> Task directions:
Repeat the whole listing exactly as written.

> Data section:
========================================================================
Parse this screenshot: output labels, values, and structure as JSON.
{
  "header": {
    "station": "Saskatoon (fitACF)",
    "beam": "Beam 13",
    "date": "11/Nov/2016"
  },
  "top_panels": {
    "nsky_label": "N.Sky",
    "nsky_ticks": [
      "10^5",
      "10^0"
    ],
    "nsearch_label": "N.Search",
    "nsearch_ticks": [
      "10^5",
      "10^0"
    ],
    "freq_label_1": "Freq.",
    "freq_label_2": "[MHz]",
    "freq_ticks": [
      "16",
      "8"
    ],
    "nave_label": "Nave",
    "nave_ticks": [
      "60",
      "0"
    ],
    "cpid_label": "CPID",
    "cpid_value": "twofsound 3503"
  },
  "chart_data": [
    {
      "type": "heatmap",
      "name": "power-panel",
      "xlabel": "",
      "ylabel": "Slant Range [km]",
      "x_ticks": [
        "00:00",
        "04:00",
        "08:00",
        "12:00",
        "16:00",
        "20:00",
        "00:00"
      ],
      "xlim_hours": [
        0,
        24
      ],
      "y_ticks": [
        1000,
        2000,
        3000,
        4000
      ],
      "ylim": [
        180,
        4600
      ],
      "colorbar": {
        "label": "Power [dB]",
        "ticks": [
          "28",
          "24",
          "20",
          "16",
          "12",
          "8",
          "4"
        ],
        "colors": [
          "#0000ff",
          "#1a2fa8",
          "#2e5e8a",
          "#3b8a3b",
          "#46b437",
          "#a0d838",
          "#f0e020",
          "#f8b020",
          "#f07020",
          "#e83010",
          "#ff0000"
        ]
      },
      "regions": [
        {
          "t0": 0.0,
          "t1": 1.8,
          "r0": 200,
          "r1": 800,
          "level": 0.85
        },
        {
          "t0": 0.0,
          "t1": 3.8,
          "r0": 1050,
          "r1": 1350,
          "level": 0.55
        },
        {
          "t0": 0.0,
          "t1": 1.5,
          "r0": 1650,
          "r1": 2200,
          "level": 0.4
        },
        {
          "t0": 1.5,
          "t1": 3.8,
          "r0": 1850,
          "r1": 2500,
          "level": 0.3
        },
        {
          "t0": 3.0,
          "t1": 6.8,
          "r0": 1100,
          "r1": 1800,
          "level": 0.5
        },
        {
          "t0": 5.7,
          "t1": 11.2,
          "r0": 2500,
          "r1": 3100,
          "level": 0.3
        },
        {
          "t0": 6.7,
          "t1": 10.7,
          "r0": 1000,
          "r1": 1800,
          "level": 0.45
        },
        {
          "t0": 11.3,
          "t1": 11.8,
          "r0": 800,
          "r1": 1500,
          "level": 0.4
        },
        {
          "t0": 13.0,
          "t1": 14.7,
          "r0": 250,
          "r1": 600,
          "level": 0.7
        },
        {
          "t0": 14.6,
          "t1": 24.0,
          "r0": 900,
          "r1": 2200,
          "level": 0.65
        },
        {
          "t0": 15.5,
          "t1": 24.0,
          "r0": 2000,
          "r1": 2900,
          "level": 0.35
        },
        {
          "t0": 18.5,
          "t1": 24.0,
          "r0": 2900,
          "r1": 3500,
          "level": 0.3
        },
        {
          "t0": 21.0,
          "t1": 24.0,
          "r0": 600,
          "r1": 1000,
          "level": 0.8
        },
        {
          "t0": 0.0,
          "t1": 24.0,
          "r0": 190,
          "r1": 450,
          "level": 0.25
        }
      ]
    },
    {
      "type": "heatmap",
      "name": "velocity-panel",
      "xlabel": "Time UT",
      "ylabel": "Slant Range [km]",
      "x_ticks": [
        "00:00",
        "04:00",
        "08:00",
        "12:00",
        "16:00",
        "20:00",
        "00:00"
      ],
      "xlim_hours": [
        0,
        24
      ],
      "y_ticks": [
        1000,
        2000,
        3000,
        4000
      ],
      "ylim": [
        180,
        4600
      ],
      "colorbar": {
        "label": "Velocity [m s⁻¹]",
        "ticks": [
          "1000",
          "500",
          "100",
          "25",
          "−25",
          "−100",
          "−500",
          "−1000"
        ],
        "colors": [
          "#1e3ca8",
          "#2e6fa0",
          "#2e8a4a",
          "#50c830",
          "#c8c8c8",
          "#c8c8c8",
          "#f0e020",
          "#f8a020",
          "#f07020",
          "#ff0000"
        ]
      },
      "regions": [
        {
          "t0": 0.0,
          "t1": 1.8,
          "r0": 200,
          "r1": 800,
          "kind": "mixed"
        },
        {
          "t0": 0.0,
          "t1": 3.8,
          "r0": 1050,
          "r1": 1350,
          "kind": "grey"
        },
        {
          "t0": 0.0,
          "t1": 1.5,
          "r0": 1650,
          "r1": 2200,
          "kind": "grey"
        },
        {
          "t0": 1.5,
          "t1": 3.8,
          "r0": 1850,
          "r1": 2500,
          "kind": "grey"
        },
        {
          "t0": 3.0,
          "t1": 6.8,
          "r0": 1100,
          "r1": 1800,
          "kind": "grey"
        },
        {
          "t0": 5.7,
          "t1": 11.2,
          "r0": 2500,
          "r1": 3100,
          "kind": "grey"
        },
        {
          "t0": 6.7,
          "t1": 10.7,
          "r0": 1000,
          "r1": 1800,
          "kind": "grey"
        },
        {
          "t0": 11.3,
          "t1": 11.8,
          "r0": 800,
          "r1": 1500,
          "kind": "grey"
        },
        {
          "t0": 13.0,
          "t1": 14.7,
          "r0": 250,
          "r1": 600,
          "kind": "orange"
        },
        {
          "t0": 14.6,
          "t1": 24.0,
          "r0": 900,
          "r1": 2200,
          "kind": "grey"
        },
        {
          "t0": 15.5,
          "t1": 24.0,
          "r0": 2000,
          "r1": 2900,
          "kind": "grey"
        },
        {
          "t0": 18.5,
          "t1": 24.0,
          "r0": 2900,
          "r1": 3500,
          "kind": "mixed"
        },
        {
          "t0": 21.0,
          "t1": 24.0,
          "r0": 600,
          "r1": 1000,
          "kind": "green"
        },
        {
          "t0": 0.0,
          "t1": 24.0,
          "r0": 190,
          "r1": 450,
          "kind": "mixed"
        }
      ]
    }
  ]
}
========================================================================
> Written response:
Parse this screenshot: output labels, values, and structure as JSON.
{
  "header": {
    "station": "Saskatoon (fitACF)",
    "beam": "Beam 13",
    "date": "11/Nov/2016"
  },
  "top_panels": {
    "nsky_label": "N.Sky",
    "nsky_ticks": [
      "10^5",
      "10^0"
    ],
    "nsearch_label": "N.Search",
    "nsearch_ticks": [
      "10^5",
      "10^0"
    ],
    "freq_label_1": "Freq.",
    "freq_label_2": "[MHz]",
    "freq_ticks": [
      "16",
      "8"
    ],
    "nave_label": "Nave",
    "nave_ticks": [
      "60",
      "0"
    ],
    "cpid_label": "CPID",
    "cpid_value": "twofsound 3503"
  },
  "chart_data": [
    {
      "type": "heatmap",
      "name": "power-panel",
      "xlabel": "",
      "ylabel": "Slant Range [km]",
      "x_ticks": [
        "00:00",
        "04:00",
        "08:00",
        "12:00",
        "16:00",
        "20:00",
        "00:00"
      ],
      "xlim_hours": [
        0,
        24
      ],
      "y_ticks": [
        1000,
        2000,
        3000,
        4000
      ],
      "ylim": [
        180,
        4600
      ],
      "colorbar": {
        "label": "Power [dB]",
        "ticks": [
          "28",
          "24",
          "20",
          "16",
          "12",
          "8",
          "4"
        ],
        "colors": [
          "#0000ff",
          "#1a2fa8",
          "#2e5e8a",
          "#3b8a3b",
          "#46b437",
          "#a0d838",
          "#f0e020",
          "#f8b020",
          "#f07020",
          "#e83010",
          "#ff0000"
        ]
      },
      "regions": [
        {
          "t0": 0.0,
          "t1": 1.8,
          "r0": 200,
          "r1": 800,
          "level": 0.85
        },
        {
          "t0": 0.0,
          "t1": 3.8,
          "r0": 1050,
          "r1": 1350,
          "level": 0.55
        },
        {
          "t0": 0.0,
          "t1": 1.5,
          "r0": 1650,
          "r1": 2200,
          "level": 0.4
        },
        {
          "t0": 1.5,
          "t1": 3.8,
          "r0": 1850,
          "r1": 2500,
          "level": 0.3
        },
        {
          "t0": 3.0,
          "t1": 6.8,
          "r0": 1100,
          "r1": 1800,
          "level": 0.5
        },
        {
          "t0": 5.7,
          "t1": 11.2,
          "r0": 2500,
          "r1": 3100,
          "level": 0.3
        },
        {
          "t0": 6.7,
          "t1": 10.7,
          "r0": 1000,
          "r1": 1800,
          "level": 0.45
        },
        {
          "t0": 11.3,
          "t1": 11.8,
          "r0": 800,
          "r1": 1500,
          "level": 0.4
        },
        {
          "t0": 13.0,
          "t1": 14.7,
          "r0": 250,
          "r1": 600,
          "level": 0.7
        },
        {
          "t0": 14.6,
          "t1": 24.0,
          "r0": 900,
          "r1": 2200,
          "level": 0.65
        },
        {
          "t0": 15.5,
          "t1": 24.0,
          "r0": 2000,
          "r1": 2900,
          "level": 0.35
        },
        {
          "t0": 18.5,
          "t1": 24.0,
          "r0": 2900,
          "r1": 3500,
          "level": 0.3
        },
        {
          "t0": 21.0,
          "t1": 24.0,
          "r0": 600,
          "r1": 1000,
          "level": 0.8
        },
        {
          "t0": 0.0,
          "t1": 24.0,
          "r0": 190,
          "r1": 450,
          "level": 0.25
        }
      ]
    },
    {
      "type": "heatmap",
      "name": "velocity-panel",
      "xlabel": "Time UT",
      "ylabel": "Slant Range [km]",
      "x_ticks": [
        "00:00",
        "04:00",
        "08:00",
        "12:00",
        "16:00",
        "20:00",
        "00:00"
      ],
      "xlim_hours": [
        0,
        24
      ],
      "y_ticks": [
        1000,
        2000,
        3000,
        4000
      ],
      "ylim": [
        180,
        4600
      ],
      "colorbar": {
        "label": "Velocity [m s⁻¹]",
        "ticks": [
          "1000",
          "500",
          "100",
          "25",
          "−25",
          "−100",
          "−500",
          "−1000"
        ],
        "colors": [
          "#1e3ca8",
          "#2e6fa0",
          "#2e8a4a",
          "#50c830",
          "#c8c8c8",
          "#c8c8c8",
          "#f0e020",
          "#f8a020",
          "#f07020",
          "#ff0000"
        ]
      },
      "regions": [
        {
          "t0": 0.0,
          "t1": 1.8,
          "r0": 200,
          "r1": 800,
          "kind": "mixed"
        },
        {
          "t0": 0.0,
          "t1": 3.8,
          "r0": 1050,
          "r1": 1350,
          "kind": "grey"
        },
        {
          "t0": 0.0,
          "t1": 1.5,
          "r0": 1650,
          "r1": 2200,
          "kind": "grey"
        },
        {
          "t0": 1.5,
          "t1": 3.8,
          "r0": 1850,
          "r1": 2500,
          "kind": "grey"
        },
        {
          "t0": 3.0,
          "t1": 6.8,
          "r0": 1100,
          "r1": 1800,
          "kind": "grey"
        },
        {
          "t0": 5.7,
          "t1": 11.2,
          "r0": 2500,
          "r1": 3100,
          "kind": "grey"
        },
        {
          "t0": 6.7,
          "t1": 10.7,
          "r0": 1000,
          "r1": 1800,
          "kind": "grey"
        },
        {
          "t0": 11.3,
          "t1": 11.8,
          "r0": 800,
          "r1": 1500,
          "kind": "grey"
        },
        {
          "t0": 13.0,
          "t1": 14.7,
          "r0": 250,
          "r1": 600,
          "kind": "orange"
        },
        {
          "t0": 14.6,
          "t1": 24.0,
          "r0": 900,
          "r1": 2200,
          "kind": "grey"
        },
        {
          "t0": 15.5,
          "t1": 24.0,
          "r0": 2000,
          "r1": 2900,
          "kind": "grey"
        },
        {
          "t0": 18.5,
          "t1": 24.0,
          "r0": 2900,
          "r1": 3500,
          "kind": "mixed"
        },
        {
          "t0": 21.0,
          "t1": 24.0,
          "r0": 600,
          "r1": 1000,
          "kind": "green"
        },
        {
          "t0": 0.0,
          "t1": 24.0,
          "r0": 190,
          "r1": 450,
          "kind": "mixed"
        }
      ]
    }
  ]
}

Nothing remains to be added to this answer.